**Required work:**
- 1) From the passage on Egyptian words and art, reproduce verbatim the portion that begins at the words "Even names testify" and stops after the words "that part right.".
- 2) List every Egyptian name that the passage on Egyptian words and art pairs with an English rendering of its meaning, together with that rendering.
==== Source extract
Even names testify to truth realized by expression: Tutankhamun, “the living image of Amun”;  Thutmes, “born of Thoth”;  Amenhotep, “Amun is content, pleased”; Ramesses Meryamun, “Fashioned by Ra, Beloved of Amun”; Horemheb, “Horus is in jubilation”; Merenptah, “Beloved of Ptah”; Khenemet Amun Hatshepsut, “Conceived by Amun, Foremost of Noble Ladies,” et al. Readers of my vintage will no doubt recall Yul Brynner as Ramesses II in The Ten Commandments: “So it is written, so let it be done.” For all the Egyptological mistakes Cecil B. DeMille made in that movie, he got that part right.

Words trumped art. A person could buy a generic statue and have his own name put on it, so it could possess his ka; that it did not look like him was unimportant — all that was necessary to distinguish it was the name (ren; see “aspects of being” in Part 4). Likewise, kings replaced previous kings’ names on statues with their own, and in the process, accrued their predecessors’ divinity. And by claiming the achievements of others as their own, kings of lesser merit could bask in the reflected glory, now made fact by the written word.

 

Artistic Representation: Methods of Portraying (and Creating) Reality

Figure 5. A 12th Dynasty offering bearer carries a basket of food to sustain her master in the Afterlife.

Grave goods didn’t have to be “real” as we regard reality. Paintings, models or sculpted objects were made real by the magic of ritual declaration — di ankh, “given life.” There was a close connection between words and art; both could create reality. As mentioned in Part 1, images of people in tombs show them in perfect shape — men strong, vigorous and in their prime, women radiating youthful grace and beauty — and this image becomes their reality for all Eternity: what is shown in art or written in words is real and will never change. “Egyptian art was essentially functional, in that funerary paintings and sculpture, for instance, were concerned primarily with the continuance of life — the works of art were intended not merely to imitate or reflect reality but to confirm and perpetuate it.” The purpose was “to represent, influence and manipulate the real world … Egyptian art was concerned above all with ensuring the continuity of the universe, the gods, the king and the people” (Shaw/Nicholson 2008, p. 41).
========
==== Record extracts
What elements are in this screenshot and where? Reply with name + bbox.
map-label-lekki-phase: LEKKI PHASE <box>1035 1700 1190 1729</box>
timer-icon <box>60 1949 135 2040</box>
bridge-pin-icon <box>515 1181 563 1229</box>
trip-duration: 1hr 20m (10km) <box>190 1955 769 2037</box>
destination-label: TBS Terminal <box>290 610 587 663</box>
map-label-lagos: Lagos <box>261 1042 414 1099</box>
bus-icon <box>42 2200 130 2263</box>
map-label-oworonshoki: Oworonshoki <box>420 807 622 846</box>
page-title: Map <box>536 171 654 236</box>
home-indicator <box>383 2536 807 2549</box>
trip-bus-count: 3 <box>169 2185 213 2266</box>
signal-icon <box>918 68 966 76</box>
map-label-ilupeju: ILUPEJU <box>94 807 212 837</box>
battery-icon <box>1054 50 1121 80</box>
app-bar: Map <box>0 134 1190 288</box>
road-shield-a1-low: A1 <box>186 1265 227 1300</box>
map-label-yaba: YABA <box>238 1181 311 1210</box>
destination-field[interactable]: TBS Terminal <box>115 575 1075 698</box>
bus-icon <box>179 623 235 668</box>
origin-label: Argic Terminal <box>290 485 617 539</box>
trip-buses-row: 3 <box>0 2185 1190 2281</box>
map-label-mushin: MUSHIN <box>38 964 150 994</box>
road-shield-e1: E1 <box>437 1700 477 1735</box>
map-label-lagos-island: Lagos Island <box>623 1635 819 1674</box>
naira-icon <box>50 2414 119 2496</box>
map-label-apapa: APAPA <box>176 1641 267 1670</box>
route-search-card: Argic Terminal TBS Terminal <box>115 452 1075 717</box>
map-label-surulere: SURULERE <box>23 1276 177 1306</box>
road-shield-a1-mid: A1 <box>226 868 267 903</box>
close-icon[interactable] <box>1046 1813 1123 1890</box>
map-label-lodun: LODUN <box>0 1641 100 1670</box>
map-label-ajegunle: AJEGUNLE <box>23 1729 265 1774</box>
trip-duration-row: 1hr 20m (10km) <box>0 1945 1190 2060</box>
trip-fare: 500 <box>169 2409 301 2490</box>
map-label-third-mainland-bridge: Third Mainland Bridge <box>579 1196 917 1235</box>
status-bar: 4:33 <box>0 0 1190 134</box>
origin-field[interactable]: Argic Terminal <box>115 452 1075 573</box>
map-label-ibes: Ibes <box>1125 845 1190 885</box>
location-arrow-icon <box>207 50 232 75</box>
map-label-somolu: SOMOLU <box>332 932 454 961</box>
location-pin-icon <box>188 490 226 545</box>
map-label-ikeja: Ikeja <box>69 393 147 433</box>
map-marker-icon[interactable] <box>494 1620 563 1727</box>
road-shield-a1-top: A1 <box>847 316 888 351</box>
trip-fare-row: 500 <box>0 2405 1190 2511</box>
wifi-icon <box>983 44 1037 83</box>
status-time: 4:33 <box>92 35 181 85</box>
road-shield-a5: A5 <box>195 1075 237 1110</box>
========
**Your responses:**
- 1)
Even names testify to truth realized by expression: Tutankhamun, “the living image of Amun”;  Thutmes, “born of Thoth”;  Amenhotep, “Amun is content, pleased”; Ramesses Meryamun, “Fashioned by Ra, Beloved of Amun”; Horemheb, “Horus is in jubilation”; Merenptah, “Beloved of Ptah”; Khenemet Amun Hatshepsut, “Conceived by Amun, Foremost of Noble Ladies,” et al. Readers of my vintage will no doubt recall Yul Brynner as Ramesses II in The Ten Commandments: “So it is written, so let it be done.” For all the Egyptological mistakes Cecil B. DeMille made in that movie, he got that part right.

- 2)
- Tutankhamun: "the living image of Amun"
- Thutmes: "born of Thoth"
- Amenhotep: "Amun is content, pleased"
- Ramesses Meryamun: "Fashioned by Ra, Beloved of Amun"
- Horemheb: "Horus is in jubilation"
- Merenptah: "Beloved of Ptah"
- Khenemet Amun Hatshepsut: "Conceived by Amun, Foremost of Noble Ladies"